◆ **Direction**
Return the listing below exactly, with the pictures dropped.

>> Start Record extracts

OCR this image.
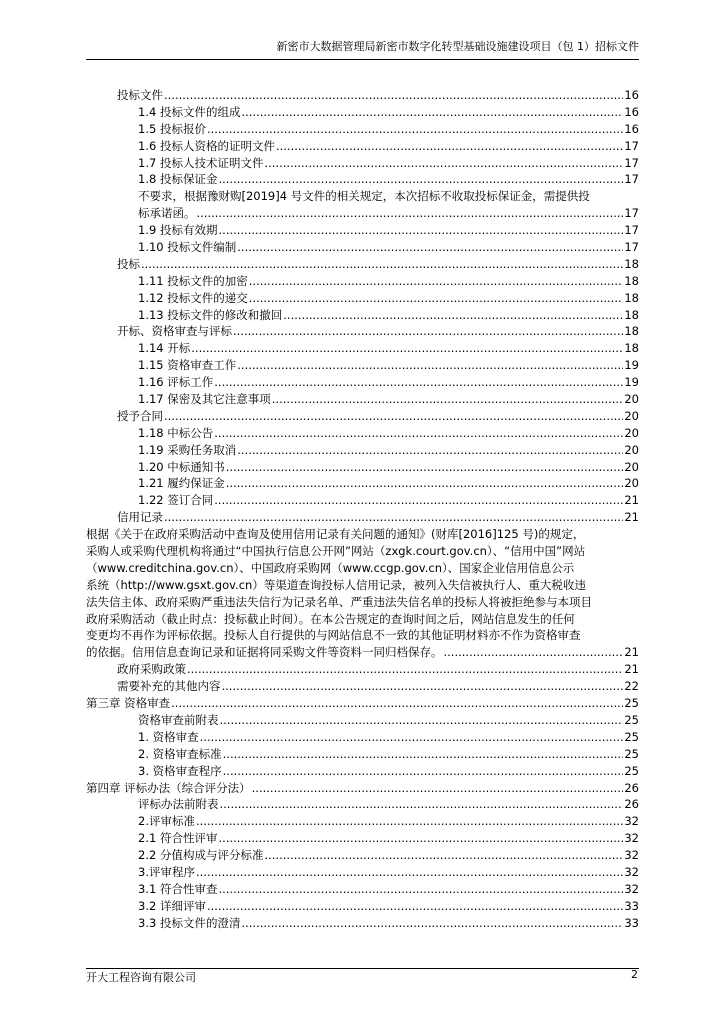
新密市大数据管理局新密市数字化转型基础设施建设项目（包 1）招标文件
投标文件 .....	16
1.4 投标文件的组成 .....	16
1.5 投标报价 .....	16
1.6 投标人资格的证明文件 .....	17
1.7 投标人技术证明文件 .....	17
1.8 投标保证金 .....	17
不要求，根据豫财购[2019]4 号文件的相关规定，本次招标不收取投标保证金，需提供投
标承诺函。 .....	17
1.9 投标有效期 .....	17
1.10 投标文件编制 .....	17
投标 .....	18
1.11 投标文件的加密 .....	18
1.12 投标文件的递交 .....	18
1.13 投标文件的修改和撤回 .....	18
开标、资格审查与评标 .....	18
1.14 开标 .....	18
1.15 资格审查工作 .....	19
1.16 评标工作 .....	19
1.17 保密及其它注意事项 .....	20
授予合同 .....	20
1.18 中标公告 .....	20
1.19 采购任务取消 .....	20
1.20 中标通知书 .....	20
1.21 履约保证金 .....	20
1.22 签订合同 .....	21
信用记录 .....	21
根据《关于在政府采购活动中查询及使用信用记录有关问题的通知》(财库[2016]125 号)的规定，
采购人或采购代理机构将通过“中国执行信息公开网”网站（zxgk.court.gov.cn）、“信用中国”网站
（www.creditchina.gov.cn）、中国政府采购网（www.ccgp.gov.cn）、国家企业信用信息公示
系统（http://www.gsxt.gov.cn）等渠道查询投标人信用记录，被列入失信被执行人、重大税收违
法失信主体、政府采购严重违法失信行为记录名单、严重违法失信名单的投标人将被拒绝参与本项目
政府采购活动（截止时点：投标截止时间）。在本公告规定的查询时间之后，网站信息发生的任何
变更均不再作为评标依据。投标人自行提供的与网站信息不一致的其他证明材料亦不作为资格审查
的依据。信用信息查询记录和证据将同采购文件等资料一同归档保存。 .....	21
政府采购政策 .....	21
需要补充的其他内容 .....	22
第三章 资格审查 .....	25
资格审查前附表 .....	25
1. 资格审查 .....	25
2. 资格审查标准 .....	25
3. 资格审查程序 .....	25
第四章 评标办法（综合评分法） .....	26
评标办法前附表 .....	26
2.评审标准 .....	32
2.1 符合性评审 .....	32
2.2 分值构成与评分标准 .....	32
3.评审程序 .....	32
3.1 符合性审查 .....	32
3.2 详细评审 .....	33
3.3 投标文件的澄清 .....	33
开大工程咨询有限公司	2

>> End Record extracts

◆ **Result**
OCR this image.
新密市大数据管理局新密市数字化转型基础设施建设项目（包 1）招标文件
投标文件 .....	16
1.4 投标文件的组成 .....	16
1.5 投标报价 .....	16
1.6 投标人资格的证明文件 .....	17
1.7 投标人技术证明文件 .....	17
1.8 投标保证金 .....	17
不要求，根据豫财购[2019]4 号文件的相关规定，本次招标不收取投标保证金，需提供投
标承诺函。 .....	17
1.9 投标有效期 .....	17
1.10 投标文件编制 .....	17
投标 .....	18
1.11 投标文件的加密 .....	18
1.12 投标文件的递交 .....	18
1.13 投标文件的修改和撤回 .....	18
开标、资格审查与评标 .....	18
1.14 开标 .....	18
1.15 资格审查工作 .....	19
1.16 评标工作 .....	19
1.17 保密及其它注意事项 .....	20
授予合同 .....	20
1.18 中标公告 .....	20
1.19 采购任务取消 .....	20
1.20 中标通知书 .....	20
1.21 履约保证金 .....	20
1.22 签订合同 .....	21
信用记录 .....	21
根据《关于在政府采购活动中查询及使用信用记录有关问题的通知》(财库[2016]125 号)的规定，
采购人或采购代理机构将通过“中国执行信息公开网”网站（zxgk.court.gov.cn）、“信用中国”网站
（www.creditchina.gov.cn）、中国政府采购网（www.ccgp.gov.cn）、国家企业信用信息公示
系统（http://www.gsxt.gov.cn）等渠道查询投标人信用记录，被列入失信被执行人、重大税收违
法失信主体、政府采购严重违法失信行为记录名单、严重违法失信名单的投标人将被拒绝参与本项目
政府采购活动（截止时点：投标截止时间）。在本公告规定的查询时间之后，网站信息发生的任何
变更均不再作为评标依据。投标人自行提供的与网站信息不一致的其他证明材料亦不作为资格审查
的依据。信用信息查询记录和证据将同采购文件等资料一同归档保存。 .....	21
政府采购政策 .....	21
需要补充的其他内容 .....	22
第三章 资格审查 .....	25
资格审查前附表 .....	25
1. 资格审查 .....	25
2. 资格审查标准 .....	25
3. 资格审查程序 .....	25
第四章 评标办法（综合评分法） .....	26
评标办法前附表 .....	26
2.评审标准 .....	32
2.1 符合性评审 .....	32
2.2 分值构成与评分标准 .....	32
3.评审程序 .....	32
3.1 符合性审查 .....	32
3.2 详细评审 .....	33
3.3 投标文件的澄清 .....	33
开大工程咨询有限公司	2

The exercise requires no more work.